#### What the task requires:
Repeat, without any change, the entries presented below.
>> begin
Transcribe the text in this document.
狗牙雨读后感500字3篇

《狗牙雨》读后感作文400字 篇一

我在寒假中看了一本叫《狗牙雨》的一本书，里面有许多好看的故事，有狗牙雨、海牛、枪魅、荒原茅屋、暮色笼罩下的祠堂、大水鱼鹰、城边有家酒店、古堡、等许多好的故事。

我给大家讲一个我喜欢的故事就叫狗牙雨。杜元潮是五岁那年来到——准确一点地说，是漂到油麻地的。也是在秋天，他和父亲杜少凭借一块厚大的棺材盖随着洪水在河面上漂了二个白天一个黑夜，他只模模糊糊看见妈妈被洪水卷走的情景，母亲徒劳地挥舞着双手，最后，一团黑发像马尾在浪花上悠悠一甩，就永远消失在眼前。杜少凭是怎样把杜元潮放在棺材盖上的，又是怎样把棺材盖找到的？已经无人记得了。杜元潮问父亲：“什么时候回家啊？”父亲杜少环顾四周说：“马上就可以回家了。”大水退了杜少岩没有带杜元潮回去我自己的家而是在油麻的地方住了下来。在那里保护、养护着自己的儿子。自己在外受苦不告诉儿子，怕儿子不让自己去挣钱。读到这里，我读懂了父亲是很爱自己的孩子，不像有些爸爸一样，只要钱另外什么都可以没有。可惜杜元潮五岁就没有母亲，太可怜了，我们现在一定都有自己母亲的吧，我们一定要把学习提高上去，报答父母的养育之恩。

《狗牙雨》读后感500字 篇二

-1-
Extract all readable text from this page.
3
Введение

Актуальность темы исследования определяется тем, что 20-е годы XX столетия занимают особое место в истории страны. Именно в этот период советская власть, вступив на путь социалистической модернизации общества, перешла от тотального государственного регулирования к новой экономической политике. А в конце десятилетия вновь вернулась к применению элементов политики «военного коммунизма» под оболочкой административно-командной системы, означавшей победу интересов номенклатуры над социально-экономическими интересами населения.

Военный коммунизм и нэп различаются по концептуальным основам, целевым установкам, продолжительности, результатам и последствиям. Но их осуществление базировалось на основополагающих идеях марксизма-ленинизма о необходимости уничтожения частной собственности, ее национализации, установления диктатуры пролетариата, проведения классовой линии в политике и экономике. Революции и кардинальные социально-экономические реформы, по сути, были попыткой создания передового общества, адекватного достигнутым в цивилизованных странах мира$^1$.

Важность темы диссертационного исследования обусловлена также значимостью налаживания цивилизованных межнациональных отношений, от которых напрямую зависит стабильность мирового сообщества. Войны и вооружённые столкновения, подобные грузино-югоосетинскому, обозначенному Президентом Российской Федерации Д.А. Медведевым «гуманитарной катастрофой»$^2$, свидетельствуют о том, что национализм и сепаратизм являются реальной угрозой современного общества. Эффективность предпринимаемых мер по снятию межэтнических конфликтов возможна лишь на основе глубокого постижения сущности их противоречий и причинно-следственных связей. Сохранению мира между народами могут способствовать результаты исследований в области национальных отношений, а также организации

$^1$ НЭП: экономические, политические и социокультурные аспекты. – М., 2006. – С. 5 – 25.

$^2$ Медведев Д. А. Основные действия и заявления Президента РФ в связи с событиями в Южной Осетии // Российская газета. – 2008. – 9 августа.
>> end
#### Worked solution:
Transcribe the text in this document.
狗牙雨读后感500字3篇

《狗牙雨》读后感作文400字 篇一

我在寒假中看了一本叫《狗牙雨》的一本书，里面有许多好看的故事，有狗牙雨、海牛、枪魅、荒原茅屋、暮色笼罩下的祠堂、大水鱼鹰、城边有家酒店、古堡、等许多好的故事。

我给大家讲一个我喜欢的故事就叫狗牙雨。杜元潮是五岁那年来到——准确一点地说，是漂到油麻地的。也是在秋天，他和父亲杜少凭借一块厚大的棺材盖随着洪水在河面上漂了二个白天一个黑夜，他只模模糊糊看见妈妈被洪水卷走的情景，母亲徒劳地挥舞着双手，最后，一团黑发像马尾在浪花上悠悠一甩，就永远消失在眼前。杜少凭是怎样把杜元潮放在棺材盖上的，又是怎样把棺材盖找到的？已经无人记得了。杜元潮问父亲：“什么时候回家啊？”父亲杜少环顾四周说：“马上就可以回家了。”大水退了杜少岩没有带杜元潮回去我自己的家而是在油麻的地方住了下来。在那里保护、养护着自己的儿子。自己在外受苦不告诉儿子，怕儿子不让自己去挣钱。读到这里，我读懂了父亲是很爱自己的孩子，不像有些爸爸一样，只要钱另外什么都可以没有。可惜杜元潮五岁就没有母亲，太可怜了，我们现在一定都有自己母亲的吧，我们一定要把学习提高上去，报答父母的养育之恩。

《狗牙雨》读后感500字 篇二

-1-
Extract all readable text from this page.
3
Введение

Актуальность темы исследования определяется тем, что 20-е годы XX столетия занимают особое место в истории страны. Именно в этот период советская власть, вступив на путь социалистической модернизации общества, перешла от тотального государственного регулирования к новой экономической политике. А в конце десятилетия вновь вернулась к применению элементов политики «военного коммунизма» под оболочкой административно-командной системы, означавшей победу интересов номенклатуры над социально-экономическими интересами населения.

Военный коммунизм и нэп различаются по концептуальным основам, целевым установкам, продолжительности, результатам и последствиям. Но их осуществление базировалось на основополагающих идеях марксизма-ленинизма о необходимости уничтожения частной собственности, ее национализации, установления диктатуры пролетариата, проведения классовой линии в политике и экономике. Революции и кардинальные социально-экономические реформы, по сути, были попыткой создания передового общества, адекватного достигнутым в цивилизованных странах мира$^1$.

Важность темы диссертационного исследования обусловлена также значимостью налаживания цивилизованных межнациональных отношений, от которых напрямую зависит стабильность мирового сообщества. Войны и вооружённые столкновения, подобные грузино-югоосетинскому, обозначенному Президентом Российской Федерации Д.А. Медведевым «гуманитарной катастрофой»$^2$, свидетельствуют о том, что национализм и сепаратизм являются реальной угрозой современного общества. Эффективность предпринимаемых мер по снятию межэтнических конфликтов возможна лишь на основе глубокого постижения сущности их противоречий и причинно-следственных связей. Сохранению мира между народами могут способствовать результаты исследований в области национальных отношений, а также организации

$^1$ НЭП: экономические, политические и социокультурные аспекты. – М., 2006. – С. 5 – 25.

$^2$ Медведев Д. А. Основные действия и заявления Президента РФ в связи с событиями в Южной Осетии // Российская газета. – 2008. – 9 августа.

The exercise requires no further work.